▶ **DATASET RECORDS**

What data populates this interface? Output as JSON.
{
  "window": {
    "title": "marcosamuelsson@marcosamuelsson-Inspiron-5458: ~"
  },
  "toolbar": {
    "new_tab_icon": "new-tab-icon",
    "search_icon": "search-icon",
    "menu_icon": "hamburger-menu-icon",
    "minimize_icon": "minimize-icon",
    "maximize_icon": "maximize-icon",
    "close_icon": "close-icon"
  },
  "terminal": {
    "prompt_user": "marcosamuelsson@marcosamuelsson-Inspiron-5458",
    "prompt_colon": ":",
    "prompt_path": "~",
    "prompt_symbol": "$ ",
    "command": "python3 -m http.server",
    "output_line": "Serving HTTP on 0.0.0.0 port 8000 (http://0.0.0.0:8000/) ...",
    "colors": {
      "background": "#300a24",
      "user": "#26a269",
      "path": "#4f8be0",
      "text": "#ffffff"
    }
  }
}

▶ **WHAT THE EXERCISE ASKS**
Every record above needs to be repeated word for word.

▶ **SOLUTION TO THIS PROBLEM**
What data populates this interface? Output as JSON.
{
  "window": {
    "title": "marcosamuelsson@marcosamuelsson-Inspiron-5458: ~"
  },
  "toolbar": {
    "new_tab_icon": "new-tab-icon",
    "search_icon": "search-icon",
    "menu_icon": "hamburger-menu-icon",
    "minimize_icon": "minimize-icon",
    "maximize_icon": "maximize-icon",
    "close_icon": "close-icon"
  },
  "terminal": {
    "prompt_user": "marcosamuelsson@marcosamuelsson-Inspiron-5458",
    "prompt_colon": ":",
    "prompt_path": "~",
    "prompt_symbol": "$ ",
    "command": "python3 -m http.server",
    "output_line": "Serving HTTP on 0.0.0.0 port 8000 (http://0.0.0.0:8000/) ...",
    "colors": {
      "background": "#300a24",
      "user": "#26a269",
      "path": "#4f8be0",
      "text": "#ffffff"
    }
  }
}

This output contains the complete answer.